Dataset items
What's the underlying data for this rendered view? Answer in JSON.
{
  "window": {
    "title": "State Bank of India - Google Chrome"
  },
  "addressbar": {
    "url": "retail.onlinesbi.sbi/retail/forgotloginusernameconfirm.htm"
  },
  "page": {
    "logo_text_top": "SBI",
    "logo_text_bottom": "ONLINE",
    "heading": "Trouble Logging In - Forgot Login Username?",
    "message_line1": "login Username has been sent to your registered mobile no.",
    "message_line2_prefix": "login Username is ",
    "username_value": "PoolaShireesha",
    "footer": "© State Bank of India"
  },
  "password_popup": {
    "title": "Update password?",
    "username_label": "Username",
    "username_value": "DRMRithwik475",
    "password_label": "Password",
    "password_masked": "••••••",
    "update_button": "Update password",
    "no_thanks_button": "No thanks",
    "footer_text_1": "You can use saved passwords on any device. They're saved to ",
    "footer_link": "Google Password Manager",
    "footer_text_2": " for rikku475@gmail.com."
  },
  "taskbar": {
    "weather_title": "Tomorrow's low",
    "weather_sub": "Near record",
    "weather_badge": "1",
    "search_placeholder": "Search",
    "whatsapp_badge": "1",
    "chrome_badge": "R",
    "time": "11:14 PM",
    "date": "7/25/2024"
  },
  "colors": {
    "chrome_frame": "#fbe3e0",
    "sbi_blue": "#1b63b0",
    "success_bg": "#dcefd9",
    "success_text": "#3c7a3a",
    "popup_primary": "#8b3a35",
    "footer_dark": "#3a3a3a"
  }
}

Short problem
Copy every record exactly, with nothing added or dropped.

Final result
What's the underlying data for this rendered view? Answer in JSON.
{
  "window": {
    "title": "State Bank of India - Google Chrome"
  },
  "addressbar": {
    "url": "retail.onlinesbi.sbi/retail/forgotloginusernameconfirm.htm"
  },
  "page": {
    "logo_text_top": "SBI",
    "logo_text_bottom": "ONLINE",
    "heading": "Trouble Logging In - Forgot Login Username?",
    "message_line1": "login Username has been sent to your registered mobile no.",
    "message_line2_prefix": "login Username is ",
    "username_value": "PoolaShireesha",
    "footer": "© State Bank of India"
  },
  "password_popup": {
    "title": "Update password?",
    "username_label": "Username",
    "username_value": "DRMRithwik475",
    "password_label": "Password",
    "password_masked": "••••••",
    "update_button": "Update password",
    "no_thanks_button": "No thanks",
    "footer_text_1": "You can use saved passwords on any device. They're saved to ",
    "footer_link": "Google Password Manager",
    "footer_text_2": " for rikku475@gmail.com."
  },
  "taskbar": {
    "weather_title": "Tomorrow's low",
    "weather_sub": "Near record",
    "weather_badge": "1",
    "search_placeholder": "Search",
    "whatsapp_badge": "1",
    "chrome_badge": "R",
    "time": "11:14 PM",
    "date": "7/25/2024"
  },
  "colors": {
    "chrome_frame": "#fbe3e0",
    "sbi_blue": "#1b63b0",
    "success_bg": "#dcefd9",
    "success_text": "#3c7a3a",
    "popup_primary": "#8b3a35",
    "footer_dark": "#3a3a3a"
  }
}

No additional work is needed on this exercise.